OBJECTIVE ▸
In the listing below, find every line with the string "have" and pull it out.

— START ENTRIES —

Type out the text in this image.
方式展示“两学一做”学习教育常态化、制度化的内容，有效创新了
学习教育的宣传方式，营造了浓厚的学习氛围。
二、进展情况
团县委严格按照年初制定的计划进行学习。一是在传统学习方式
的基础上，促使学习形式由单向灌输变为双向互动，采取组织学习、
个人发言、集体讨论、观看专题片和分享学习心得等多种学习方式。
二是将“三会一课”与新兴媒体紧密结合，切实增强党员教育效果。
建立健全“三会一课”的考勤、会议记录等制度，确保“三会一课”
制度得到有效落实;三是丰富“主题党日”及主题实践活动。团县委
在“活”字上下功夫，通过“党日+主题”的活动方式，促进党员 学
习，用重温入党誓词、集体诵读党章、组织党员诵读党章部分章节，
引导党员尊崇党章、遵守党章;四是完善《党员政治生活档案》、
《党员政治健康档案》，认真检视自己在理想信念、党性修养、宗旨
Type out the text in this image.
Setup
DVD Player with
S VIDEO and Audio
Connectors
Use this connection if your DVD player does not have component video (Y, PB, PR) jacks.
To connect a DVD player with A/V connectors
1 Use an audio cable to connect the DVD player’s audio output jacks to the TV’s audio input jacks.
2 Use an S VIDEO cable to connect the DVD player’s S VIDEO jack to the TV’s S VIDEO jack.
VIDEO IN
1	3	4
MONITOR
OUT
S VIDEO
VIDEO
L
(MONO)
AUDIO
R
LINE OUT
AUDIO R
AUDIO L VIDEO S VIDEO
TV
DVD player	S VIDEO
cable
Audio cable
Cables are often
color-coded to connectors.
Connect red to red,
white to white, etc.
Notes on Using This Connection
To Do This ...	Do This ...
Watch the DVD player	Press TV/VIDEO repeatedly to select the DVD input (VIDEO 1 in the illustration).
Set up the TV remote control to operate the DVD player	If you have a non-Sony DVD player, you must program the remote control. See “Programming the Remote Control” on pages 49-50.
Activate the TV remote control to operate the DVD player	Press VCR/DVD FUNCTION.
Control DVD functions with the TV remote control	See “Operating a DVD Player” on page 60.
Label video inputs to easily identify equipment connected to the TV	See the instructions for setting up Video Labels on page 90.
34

— END ENTRIES —

ANSWER FOR THE TASK ▸
Use this connection if your DVD player does not have component video (Y, PB, PR) jacks.
Set up the TV remote control to operate the DVD player	If you have a non-Sony DVD player, you must program the remote control. See “Programming the Remote Control” on pages 49-50.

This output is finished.